**Aim**
Transcribe every entry word for word. Skip the pictures.

**Given records**
==*==

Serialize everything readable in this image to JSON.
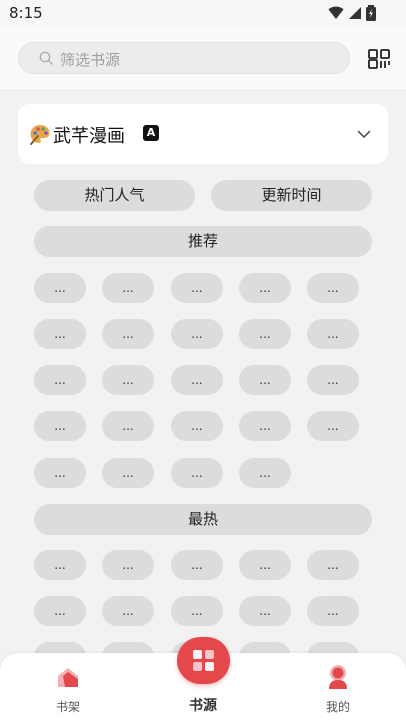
{
  "status_bar": {
    "time": "8:15"
  },
  "search": {
    "placeholder": "筛选书源"
  },
  "source": {
    "title": "武芊漫画",
    "badge": "A"
  },
  "sort_tabs": [
    "热门人气",
    "更新时间"
  ],
  "sections": [
    {
      "title": "推荐",
      "rows": [
        [
          "...",
          "...",
          "...",
          "...",
          "..."
        ],
        [
          "...",
          "...",
          "...",
          "...",
          "..."
        ],
        [
          "...",
          "...",
          "...",
          "...",
          "..."
        ],
        [
          "...",
          "...",
          "...",
          "...",
          "..."
        ],
        [
          "...",
          "...",
          "...",
          "..."
        ]
      ]
    },
    {
      "title": "最热",
      "rows": [
        [
          "...",
          "...",
          "...",
          "...",
          "..."
        ],
        [
          "...",
          "...",
          "...",
          "...",
          "..."
        ],
        [
          "...",
          "...",
          "...",
          "...",
          "..."
        ]
      ]
    }
  ],
  "nav": {
    "bookshelf": "书架",
    "sources": "书源",
    "mine": "我的"
  },
  "colors": {
    "accent": "#e4484b",
    "chip": "#dcdcdc",
    "background": "#f2f2f2"
  },
  "icons": {
    "search": "search-icon",
    "qr": "qr-code-icon",
    "chevron": "chevron-down-icon",
    "palette": "palette-icon"
  }
}
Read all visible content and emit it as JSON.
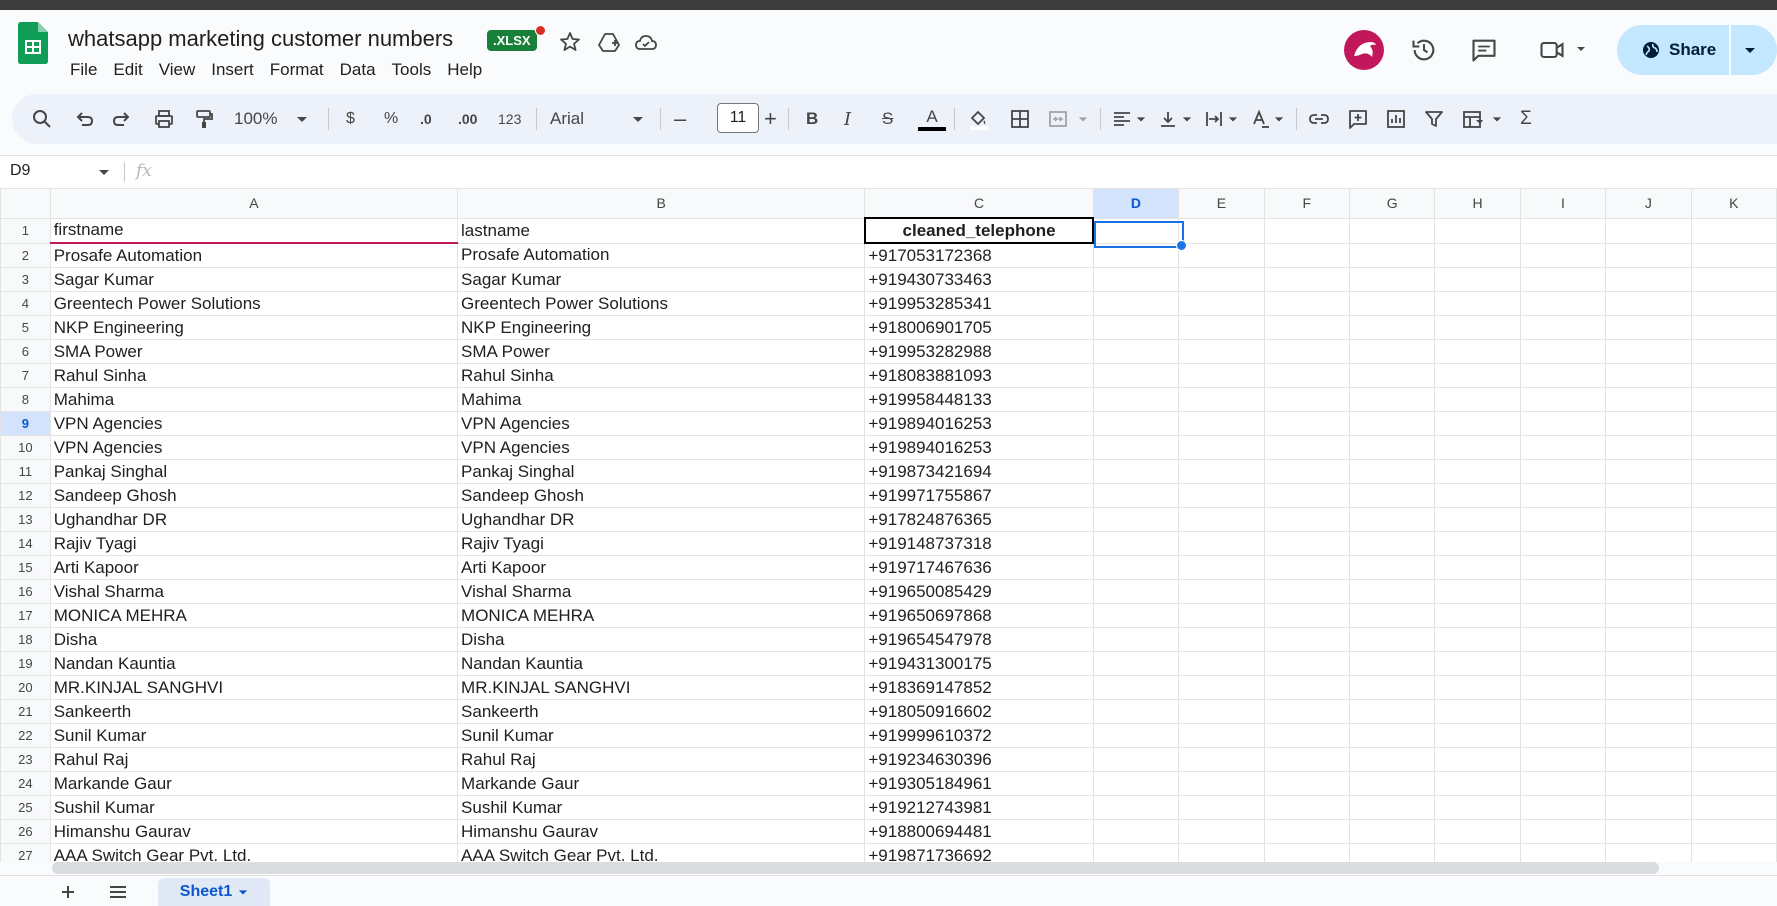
{
  "doc": {
    "title": "whatsapp marketing customer numbers",
    "badge": ".XLSX"
  },
  "menu": [
    "File",
    "Edit",
    "View",
    "Insert",
    "Format",
    "Data",
    "Tools",
    "Help"
  ],
  "share_label": "Share",
  "toolbar": {
    "zoom": "100%",
    "currency": "$",
    "percent": "%",
    "dec_decrease": ".0",
    "dec_increase": ".00",
    "number_format": "123",
    "font": "Arial",
    "font_size": "11",
    "minus": "–",
    "plus": "+",
    "bold": "B",
    "italic": "I",
    "strike": "S",
    "text_color_glyph": "A",
    "sum": "Σ"
  },
  "formula_bar": {
    "cell_ref": "D9",
    "fx": "fx"
  },
  "columns": [
    "A",
    "B",
    "C",
    "D",
    "E",
    "F",
    "G",
    "H",
    "I",
    "J",
    "K"
  ],
  "selected": {
    "column": "D",
    "row": 9
  },
  "rows": [
    [
      "firstname",
      "lastname",
      "cleaned_telephone"
    ],
    [
      "Prosafe Automation",
      "Prosafe Automation",
      "+917053172368"
    ],
    [
      "Sagar Kumar",
      "Sagar Kumar",
      "+919430733463"
    ],
    [
      "Greentech Power Solutions",
      "Greentech Power Solutions",
      "+919953285341"
    ],
    [
      "NKP Engineering",
      "NKP Engineering",
      "+918006901705"
    ],
    [
      "SMA Power",
      "SMA Power",
      "+919953282988"
    ],
    [
      "Rahul Sinha",
      "Rahul Sinha",
      "+918083881093"
    ],
    [
      "Mahima",
      "Mahima",
      "+919958448133"
    ],
    [
      "VPN  Agencies",
      "VPN  Agencies",
      "+919894016253"
    ],
    [
      "VPN  Agencies",
      "VPN  Agencies",
      "+919894016253"
    ],
    [
      "Pankaj Singhal",
      "Pankaj Singhal",
      "+919873421694"
    ],
    [
      "Sandeep Ghosh",
      "Sandeep Ghosh",
      "+919971755867"
    ],
    [
      "Ughandhar DR",
      "Ughandhar DR",
      "+917824876365"
    ],
    [
      "Rajiv Tyagi",
      "Rajiv Tyagi",
      "+919148737318"
    ],
    [
      "Arti Kapoor",
      "Arti Kapoor",
      "+919717467636"
    ],
    [
      "Vishal Sharma",
      "Vishal Sharma",
      "+919650085429"
    ],
    [
      "MONICA MEHRA",
      "MONICA MEHRA",
      "+919650697868"
    ],
    [
      "Disha",
      "Disha",
      "+919654547978"
    ],
    [
      "Nandan Kauntia",
      "Nandan Kauntia",
      "+919431300175"
    ],
    [
      "MR.KINJAL SANGHVI",
      "MR.KINJAL SANGHVI",
      "+918369147852"
    ],
    [
      "Sankeerth",
      "Sankeerth",
      "+918050916602"
    ],
    [
      "Sunil Kumar",
      "Sunil Kumar",
      "+919999610372"
    ],
    [
      "Rahul Raj",
      "Rahul Raj",
      "+919234630396"
    ],
    [
      "Markande Gaur",
      "Markande Gaur",
      "+919305184961"
    ],
    [
      "Sushil  Kumar",
      "Sushil  Kumar",
      "+919212743981"
    ],
    [
      "Himanshu Gaurav",
      "Himanshu Gaurav",
      "+918800694481"
    ],
    [
      "AAA Switch Gear Pvt. Ltd.",
      "AAA Switch Gear Pvt. Ltd.",
      "+919871736692"
    ]
  ],
  "sheet_tab": "Sheet1",
  "colors": {
    "accent": "#1a73e8",
    "sheets_green": "#188038",
    "share_bg": "#c2e7ff",
    "avatar": "#c2185b"
  }
}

==*==

**Result of this exercise**
Serialize everything readable in this image to JSON.
{
  "status_bar": {
    "time": "8:15"
  },
  "search": {
    "placeholder": "筛选书源"
  },
  "source": {
    "title": "武芊漫画",
    "badge": "A"
  },
  "sort_tabs": [
    "热门人气",
    "更新时间"
  ],
  "sections": [
    {
      "title": "推荐",
      "rows": [
        [
          "...",
          "...",
          "...",
          "...",
          "..."
        ],
        [
          "...",
          "...",
          "...",
          "...",
          "..."
        ],
        [
          "...",
          "...",
          "...",
          "...",
          "..."
        ],
        [
          "...",
          "...",
          "...",
          "...",
          "..."
        ],
        [
          "...",
          "...",
          "...",
          "..."
        ]
      ]
    },
    {
      "title": "最热",
      "rows": [
        [
          "...",
          "...",
          "...",
          "...",
          "..."
        ],
        [
          "...",
          "...",
          "...",
          "...",
          "..."
        ],
        [
          "...",
          "...",
          "...",
          "...",
          "..."
        ]
      ]
    }
  ],
  "nav": {
    "bookshelf": "书架",
    "sources": "书源",
    "mine": "我的"
  },
  "colors": {
    "accent": "#e4484b",
    "chip": "#dcdcdc",
    "background": "#f2f2f2"
  },
  "icons": {
    "search": "search-icon",
    "qr": "qr-code-icon",
    "chevron": "chevron-down-icon",
    "palette": "palette-icon"
  }
}
Read all visible content and emit it as JSON.
{
  "doc": {
    "title": "whatsapp marketing customer numbers",
    "badge": ".XLSX"
  },
  "menu": [
    "File",
    "Edit",
    "View",
    "Insert",
    "Format",
    "Data",
    "Tools",
    "Help"
  ],
  "share_label": "Share",
  "toolbar": {
    "zoom": "100%",
    "currency": "$",
    "percent": "%",
    "dec_decrease": ".0",
    "dec_increase": ".00",
    "number_format": "123",
    "font": "Arial",
    "font_size": "11",
    "minus": "–",
    "plus": "+",
    "bold": "B",
    "italic": "I",
    "strike": "S",
    "text_color_glyph": "A",
    "sum": "Σ"
  },
  "formula_bar": {
    "cell_ref": "D9",
    "fx": "fx"
  },
  "columns": [
    "A",
    "B",
    "C",
    "D",
    "E",
    "F",
    "G",
    "H",
    "I",
    "J",
    "K"
  ],
  "selected": {
    "column": "D",
    "row": 9
  },
  "rows": [
    [
      "firstname",
      "lastname",
      "cleaned_telephone"
    ],
    [
      "Prosafe Automation",
      "Prosafe Automation",
      "+917053172368"
    ],
    [
      "Sagar Kumar",
      "Sagar Kumar",
      "+919430733463"
    ],
    [
      "Greentech Power Solutions",
      "Greentech Power Solutions",
      "+919953285341"
    ],
    [
      "NKP Engineering",
      "NKP Engineering",
      "+918006901705"
    ],
    [
      "SMA Power",
      "SMA Power",
      "+919953282988"
    ],
    [
      "Rahul Sinha",
      "Rahul Sinha",
      "+918083881093"
    ],
    [
      "Mahima",
      "Mahima",
      "+919958448133"
    ],
    [
      "VPN  Agencies",
      "VPN  Agencies",
      "+919894016253"
    ],
    [
      "VPN  Agencies",
      "VPN  Agencies",
      "+919894016253"
    ],
    [
      "Pankaj Singhal",
      "Pankaj Singhal",
      "+919873421694"
    ],
    [
      "Sandeep Ghosh",
      "Sandeep Ghosh",
      "+919971755867"
    ],
    [
      "Ughandhar DR",
      "Ughandhar DR",
      "+917824876365"
    ],
    [
      "Rajiv Tyagi",
      "Rajiv Tyagi",
      "+919148737318"
    ],
    [
      "Arti Kapoor",
      "Arti Kapoor",
      "+919717467636"
    ],
    [
      "Vishal Sharma",
      "Vishal Sharma",
      "+919650085429"
    ],
    [
      "MONICA MEHRA",
      "MONICA MEHRA",
      "+919650697868"
    ],
    [
      "Disha",
      "Disha",
      "+919654547978"
    ],
    [
      "Nandan Kauntia",
      "Nandan Kauntia",
      "+919431300175"
    ],
    [
      "MR.KINJAL SANGHVI",
      "MR.KINJAL SANGHVI",
      "+918369147852"
    ],
    [
      "Sankeerth",
      "Sankeerth",
      "+918050916602"
    ],
    [
      "Sunil Kumar",
      "Sunil Kumar",
      "+919999610372"
    ],
    [
      "Rahul Raj",
      "Rahul Raj",
      "+919234630396"
    ],
    [
      "Markande Gaur",
      "Markande Gaur",
      "+919305184961"
    ],
    [
      "Sushil  Kumar",
      "Sushil  Kumar",
      "+919212743981"
    ],
    [
      "Himanshu Gaurav",
      "Himanshu Gaurav",
      "+918800694481"
    ],
    [
      "AAA Switch Gear Pvt. Ltd.",
      "AAA Switch Gear Pvt. Ltd.",
      "+919871736692"
    ]
  ],
  "sheet_tab": "Sheet1",
  "colors": {
    "accent": "#1a73e8",
    "sheets_green": "#188038",
    "share_bg": "#c2e7ff",
    "avatar": "#c2185b"
  }
}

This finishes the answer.